WORK ITEM: A verbatim copy of the records is required, with all pictures left out.

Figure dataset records
----

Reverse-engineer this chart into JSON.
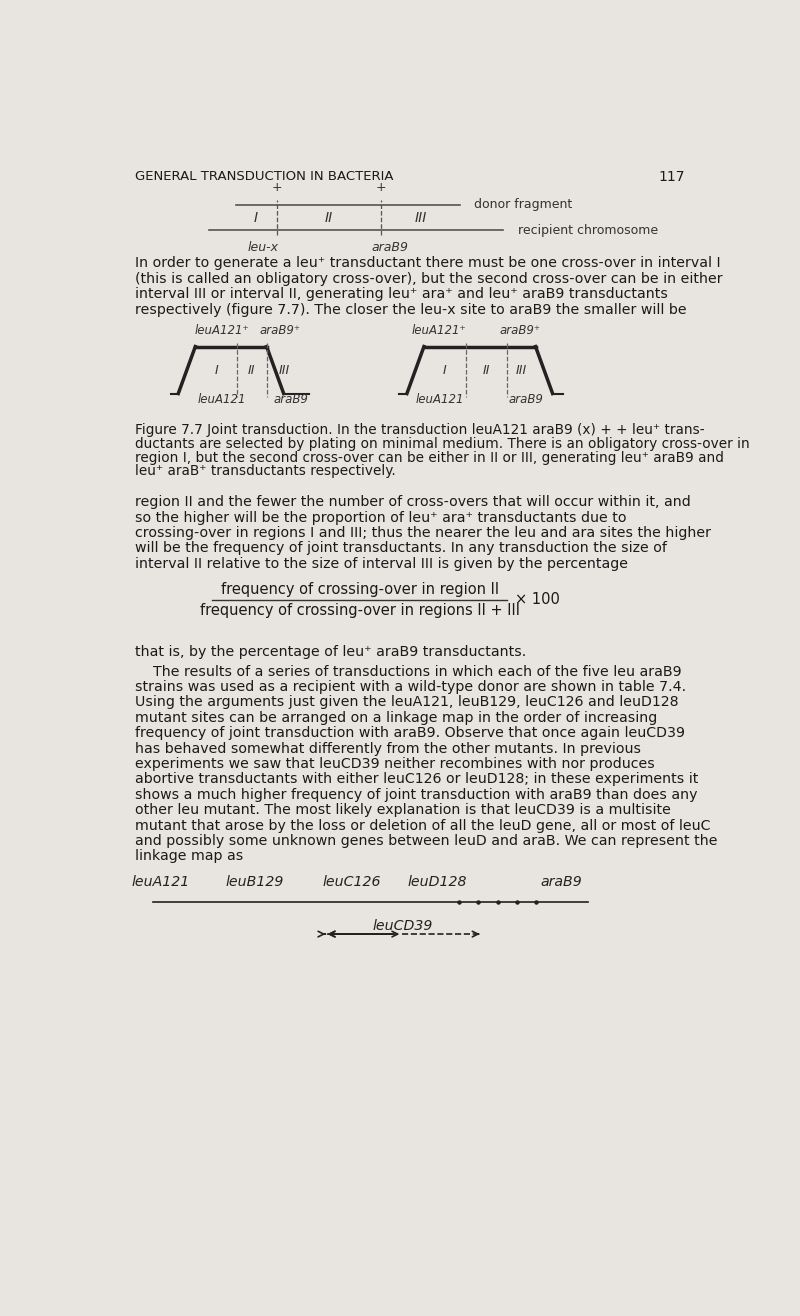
{
  "page_number": "117",
  "header": "GENERAL TRANSDUCTION IN BACTERIA",
  "bg_color": "#e8e4df",
  "text_color": "#1a1a1a",
  "formula_top": "frequency of crossing-over in region II",
  "formula_bottom": "frequency of crossing-over in regions II + III",
  "formula_x100": "× 100",
  "linkage_map_labels": [
    "leuA121",
    "leuB129",
    "leuC126",
    "leuD128",
    "araB9"
  ],
  "leuCD39_label": "leuCD39",
  "top_diagram": {
    "donor_label": "donor fragment",
    "recipient_label": "recipient chromosome",
    "bottom_labels": [
      "leu-x",
      "araB9"
    ]
  }
}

----

SOLVED EXERCISE:
Reverse-engineer this chart into JSON.
{
  "page_number": "117",
  "header": "GENERAL TRANSDUCTION IN BACTERIA",
  "bg_color": "#e8e4df",
  "text_color": "#1a1a1a",
  "formula_top": "frequency of crossing-over in region II",
  "formula_bottom": "frequency of crossing-over in regions II + III",
  "formula_x100": "× 100",
  "linkage_map_labels": [
    "leuA121",
    "leuB129",
    "leuC126",
    "leuD128",
    "araB9"
  ],
  "leuCD39_label": "leuCD39",
  "top_diagram": {
    "donor_label": "donor fragment",
    "recipient_label": "recipient chromosome",
    "bottom_labels": [
      "leu-x",
      "araB9"
    ]
  }
}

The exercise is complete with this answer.